* Stated task
From the entries below, copy every line holding the word "color".

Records
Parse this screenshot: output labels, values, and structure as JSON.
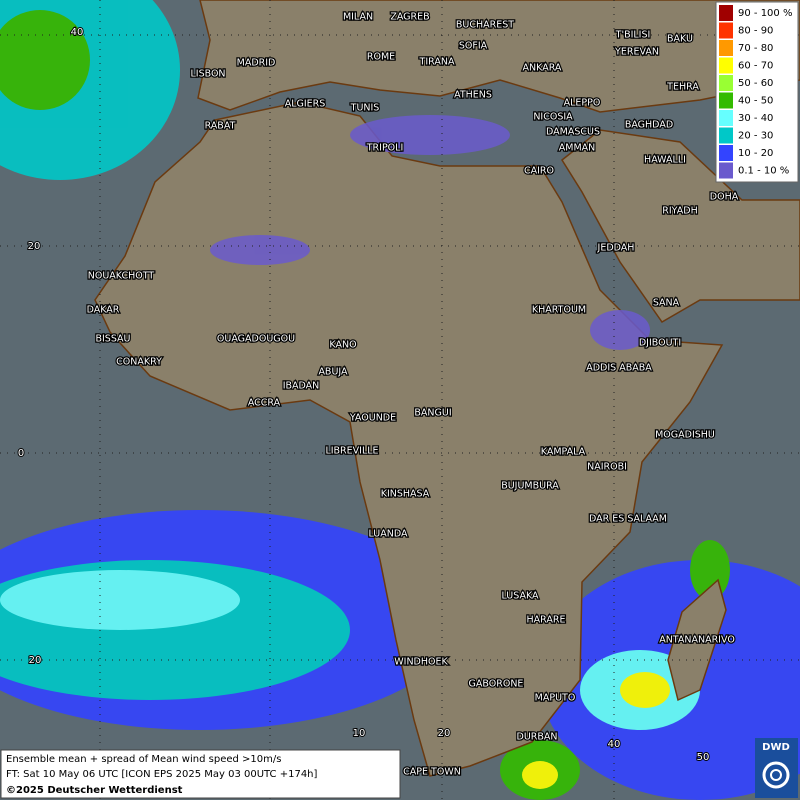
{
  "map": {
    "cities": [
      "MILAN",
      "ZAGREB",
      "BUCHAREST",
      "SOFIA",
      "ROME",
      "TIRANA",
      "ANKARA",
      "T'BILISI",
      "BAKU",
      "YEREVAN",
      "TEHRA",
      "LISBON",
      "MADRID",
      "ALGIERS",
      "TUNIS",
      "ATHENS",
      "ALEPPO",
      "NICOSIA",
      "BAGHDAD",
      "DAMASCUS",
      "RABAT",
      "TRIPOLI",
      "AMMAN",
      "HAWALLI",
      "CAIRO",
      "DOHA",
      "RIYADH",
      "JEDDAH",
      "NOUAKCHOTT",
      "SANA",
      "KHARTOUM",
      "DAKAR",
      "BISSAU",
      "DJIBOUTI",
      "OUAGADOUGOU",
      "KANO",
      "CONAKRY",
      "ADDIS ABABA",
      "ABUJA",
      "IBADAN",
      "ACCRA",
      "YAOUNDE",
      "BANGUI",
      "MOGADISHU",
      "LIBREVILLE",
      "KAMPALA",
      "NAIROBI",
      "BUJUMBURA",
      "KINSHASA",
      "DAR ES SALAAM",
      "LUANDA",
      "LUSAKA",
      "HARARE",
      "ANTANANARIVO",
      "WINDHOEK",
      "GABORONE",
      "MAPUTO",
      "DURBAN",
      "CAPE TOWN"
    ],
    "lat_labels": [
      40,
      20,
      0,
      20
    ],
    "lon_labels": [
      10,
      20,
      40,
      50
    ]
  },
  "legend": [
    {
      "label": "90 - 100 %",
      "color": "#a00000"
    },
    {
      "label": "80 - 90",
      "color": "#ff3300"
    },
    {
      "label": "70 - 80",
      "color": "#ff9900"
    },
    {
      "label": "60 - 70",
      "color": "#ffff00"
    },
    {
      "label": "50 - 60",
      "color": "#99ff33"
    },
    {
      "label": "40 - 50",
      "color": "#33bb00"
    },
    {
      "label": "30 - 40",
      "color": "#66ffff"
    },
    {
      "label": "20 - 30",
      "color": "#00c8c8"
    },
    {
      "label": "10 - 20",
      "color": "#3344ff"
    },
    {
      "label": "0.1 - 10 %",
      "color": "#6a5acd"
    }
  ],
  "info": {
    "line1": "Ensemble mean + spread of Mean wind speed >10m/s",
    "line2": "FT: Sat 10 May 06 UTC [ICON EPS 2025 May 03 00UTC +174h]",
    "line3": "©2025 Deutscher Wetterdienst"
  },
  "logo": "DWD"
}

* The reply
      "color": "#a00000"
      "color": "#ff3300"
      "color": "#ff9900"
      "color": "#ffff00"
      "color": "#99ff33"
      "color": "#33bb00"
      "color": "#66ffff"
      "color": "#00c8c8"
      "color": "#3344ff"
      "color": "#6a5acd"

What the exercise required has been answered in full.